#### STATED PROBLEM:
From the entries below, list each line with "image".
[Start of SOURCE MATERIAL]
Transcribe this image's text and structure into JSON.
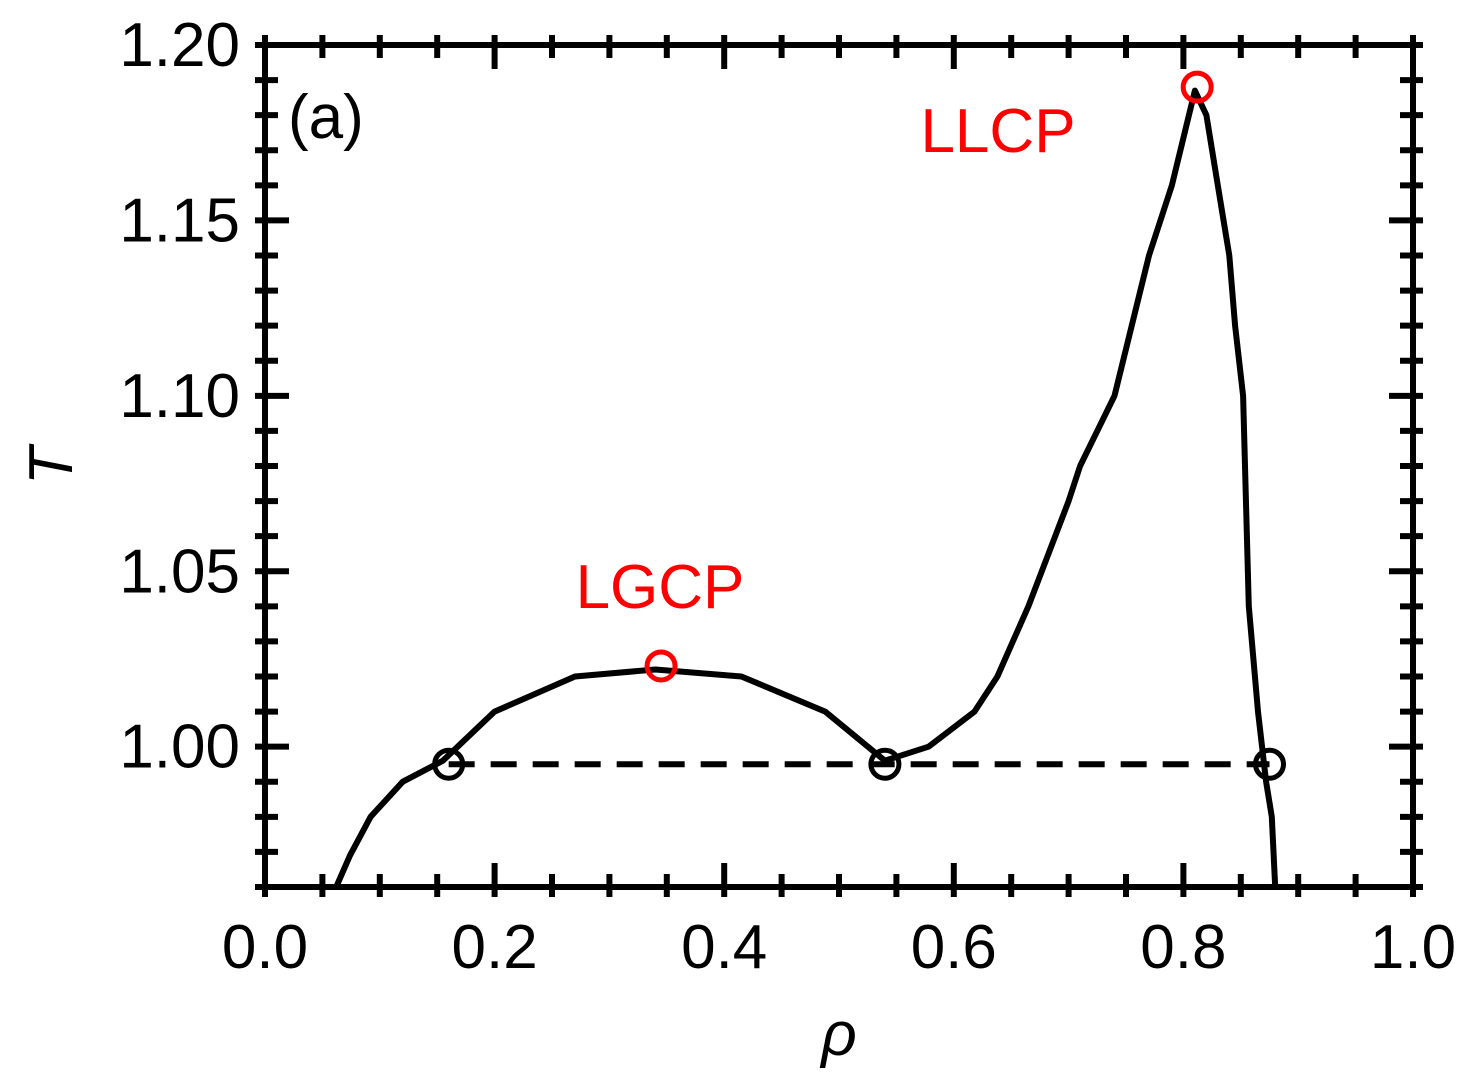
{
  "chart_data": {
    "type": "line",
    "panel_label": "(a)",
    "xlabel": "ρ",
    "ylabel": "T",
    "xlim": [
      0.0,
      1.0
    ],
    "ylim": [
      0.96,
      1.2
    ],
    "x_ticks": [
      0.0,
      0.2,
      0.4,
      0.6,
      0.8,
      1.0
    ],
    "x_tick_labels": [
      "0.0",
      "0.2",
      "0.4",
      "0.6",
      "0.8",
      "1.0"
    ],
    "y_ticks": [
      1.0,
      1.05,
      1.1,
      1.15,
      1.2
    ],
    "y_tick_labels": [
      "1.00",
      "1.05",
      "1.10",
      "1.15",
      "1.20"
    ],
    "x_minor_step": 0.05,
    "y_minor_step": 0.01,
    "grid": false,
    "colors": {
      "curve": "#000000",
      "critical_points": "#ff0000",
      "coexistence": "#000000"
    },
    "series": [
      {
        "style": "solid",
        "x": [
          0.062,
          0.074,
          0.092,
          0.12,
          0.155,
          0.2,
          0.27,
          0.34,
          0.415,
          0.488,
          0.54,
          0.578,
          0.618,
          0.638,
          0.665,
          0.7,
          0.71,
          0.74,
          0.77,
          0.79,
          0.81,
          0.82,
          0.83,
          0.84,
          0.845,
          0.852,
          0.857,
          0.865,
          0.872,
          0.877,
          0.88
        ],
        "y": [
          0.96,
          0.969,
          0.98,
          0.99,
          0.996,
          1.01,
          1.02,
          1.022,
          1.02,
          1.01,
          0.996,
          1.0,
          1.01,
          1.02,
          1.04,
          1.07,
          1.08,
          1.1,
          1.14,
          1.16,
          1.187,
          1.18,
          1.16,
          1.14,
          1.12,
          1.1,
          1.04,
          1.01,
          0.99,
          0.98,
          0.96
        ]
      }
    ],
    "coexistence_line": {
      "style": "dashed",
      "y": 0.995,
      "x_start": 0.16,
      "x_end": 0.875,
      "points_x": [
        0.16,
        0.54,
        0.875
      ]
    },
    "critical_points": [
      {
        "label": "LGCP",
        "x": 0.345,
        "y": 1.023
      },
      {
        "label": "LLCP",
        "x": 0.812,
        "y": 1.188
      }
    ]
  }
}
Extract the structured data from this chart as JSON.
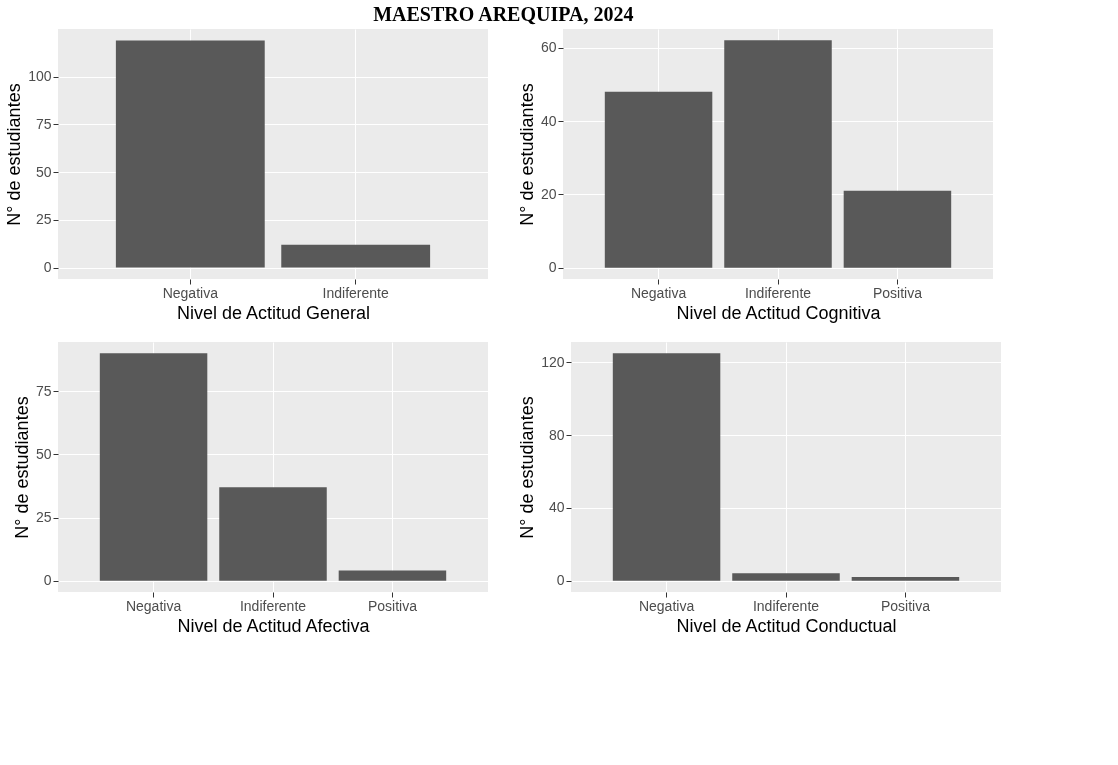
{
  "chart_data": [
    {
      "type": "bar",
      "title": "MAESTRO AREQUIPA, 2024",
      "xlabel": "Nivel de Actitud General",
      "ylabel": "N° de estudiantes",
      "categories": [
        "Negativa",
        "Indiferente"
      ],
      "values": [
        119,
        12
      ],
      "color": "#595959",
      "ylim": [
        -6,
        125
      ],
      "yticks": [
        0,
        25,
        50,
        75,
        100
      ],
      "grid": true
    },
    {
      "type": "bar",
      "xlabel": "Nivel de Actitud Cognitiva",
      "ylabel": "N° de estudiantes",
      "categories": [
        "Negativa",
        "Indiferente",
        "Positiva"
      ],
      "values": [
        48,
        62,
        21
      ],
      "color": "#595959",
      "ylim": [
        -3.1,
        65.1
      ],
      "yticks": [
        0,
        20,
        40,
        60
      ],
      "grid": true
    },
    {
      "type": "bar",
      "xlabel": "Nivel de Actitud Afectiva",
      "ylabel": "N° de estudiantes",
      "categories": [
        "Negativa",
        "Indiferente",
        "Positiva"
      ],
      "values": [
        90,
        37,
        4
      ],
      "color": "#595959",
      "ylim": [
        -4.5,
        94.5
      ],
      "yticks": [
        0,
        25,
        50,
        75
      ],
      "grid": true
    },
    {
      "type": "bar",
      "xlabel": "Nivel de Actitud Conductual",
      "ylabel": "N° de estudiantes",
      "categories": [
        "Negativa",
        "Indiferente",
        "Positiva"
      ],
      "values": [
        125,
        4,
        2
      ],
      "color": "#595959",
      "ylim": [
        -6.25,
        131.25
      ],
      "yticks": [
        0,
        40,
        80,
        120
      ],
      "grid": true
    }
  ]
}
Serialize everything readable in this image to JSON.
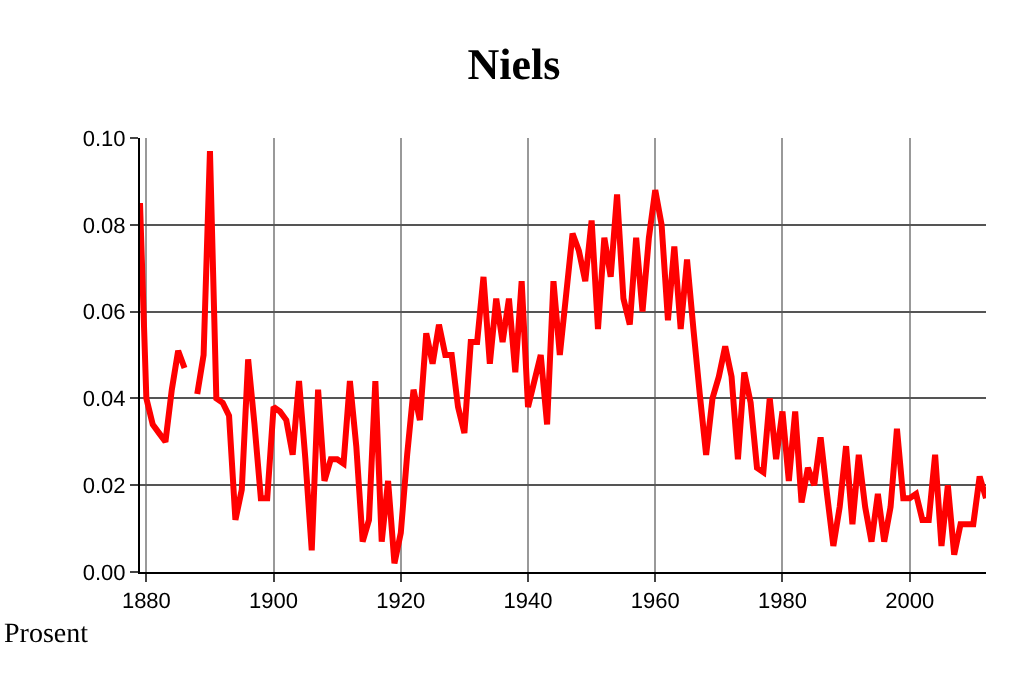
{
  "chart_data": {
    "type": "line",
    "title": "Niels",
    "ylabel": "Prosent",
    "x": [
      1879,
      1880,
      1881,
      1882,
      1883,
      1884,
      1885,
      1886,
      1887,
      1888,
      1889,
      1890,
      1891,
      1892,
      1893,
      1894,
      1895,
      1896,
      1897,
      1898,
      1899,
      1900,
      1901,
      1902,
      1903,
      1904,
      1905,
      1906,
      1907,
      1908,
      1909,
      1910,
      1911,
      1912,
      1913,
      1914,
      1915,
      1916,
      1917,
      1918,
      1919,
      1920,
      1921,
      1922,
      1923,
      1924,
      1925,
      1926,
      1927,
      1928,
      1929,
      1930,
      1931,
      1932,
      1933,
      1934,
      1935,
      1936,
      1937,
      1938,
      1939,
      1940,
      1941,
      1942,
      1943,
      1944,
      1945,
      1946,
      1947,
      1948,
      1949,
      1950,
      1951,
      1952,
      1953,
      1954,
      1955,
      1956,
      1957,
      1958,
      1959,
      1960,
      1961,
      1962,
      1963,
      1964,
      1965,
      1966,
      1967,
      1968,
      1969,
      1970,
      1971,
      1972,
      1973,
      1974,
      1975,
      1976,
      1977,
      1978,
      1979,
      1980,
      1981,
      1982,
      1983,
      1984,
      1985,
      1986,
      1987,
      1988,
      1989,
      1990,
      1991,
      1992,
      1993,
      1994,
      1995,
      1996,
      1997,
      1998,
      1999,
      2000,
      2001,
      2002,
      2003,
      2004,
      2005,
      2006,
      2007,
      2008,
      2009,
      2010,
      2011,
      2012
    ],
    "series": [
      {
        "color": "#ff0000",
        "values": [
          0.085,
          0.04,
          0.034,
          0.032,
          0.03,
          0.042,
          0.051,
          0.047,
          null,
          0.041,
          0.05,
          0.097,
          0.04,
          0.039,
          0.036,
          0.012,
          0.019,
          0.049,
          0.034,
          0.017,
          0.017,
          0.038,
          0.037,
          0.035,
          0.027,
          0.044,
          0.026,
          0.005,
          0.042,
          0.021,
          0.026,
          0.026,
          0.025,
          0.044,
          0.029,
          0.007,
          0.012,
          0.044,
          0.007,
          0.021,
          0.002,
          0.009,
          0.027,
          0.042,
          0.035,
          0.055,
          0.048,
          0.057,
          0.05,
          0.05,
          0.038,
          0.032,
          0.053,
          0.053,
          0.068,
          0.048,
          0.063,
          0.053,
          0.063,
          0.046,
          0.067,
          0.038,
          0.044,
          0.05,
          0.034,
          0.067,
          0.05,
          0.064,
          0.078,
          0.074,
          0.067,
          0.081,
          0.056,
          0.077,
          0.068,
          0.087,
          0.063,
          0.057,
          0.077,
          0.06,
          0.077,
          0.088,
          0.08,
          0.058,
          0.075,
          0.056,
          0.072,
          0.056,
          0.041,
          0.027,
          0.04,
          0.045,
          0.052,
          0.045,
          0.026,
          0.046,
          0.039,
          0.024,
          0.023,
          0.04,
          0.026,
          0.037,
          0.021,
          0.037,
          0.016,
          0.024,
          0.02,
          0.031,
          0.018,
          0.006,
          0.015,
          0.029,
          0.011,
          0.027,
          0.015,
          0.007,
          0.018,
          0.007,
          0.015,
          0.033,
          0.017,
          0.017,
          0.018,
          0.012,
          0.012,
          0.027,
          0.006,
          0.02,
          0.004,
          0.011,
          0.011,
          0.011,
          0.022,
          0.017
        ]
      }
    ],
    "xlim": [
      1879,
      2012
    ],
    "xticks": [
      1880,
      1900,
      1920,
      1940,
      1960,
      1980,
      2000
    ],
    "ylim": [
      0,
      0.1
    ],
    "yticks": [
      {
        "value": 0,
        "label": "0.00"
      },
      {
        "value": 0.02,
        "label": "0.02"
      },
      {
        "value": 0.04,
        "label": "0.04"
      },
      {
        "value": 0.06,
        "label": "0.06"
      },
      {
        "value": 0.08,
        "label": "0.08"
      },
      {
        "value": 0.1,
        "label": "0.10"
      }
    ],
    "grid": true,
    "marker": "none",
    "line_style": "solid"
  }
}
[End of SOURCE MATERIAL]
#### THE RESPONSE:
Transcribe this image's text and structure into JSON.
Serialize everything readable in this image to JSON.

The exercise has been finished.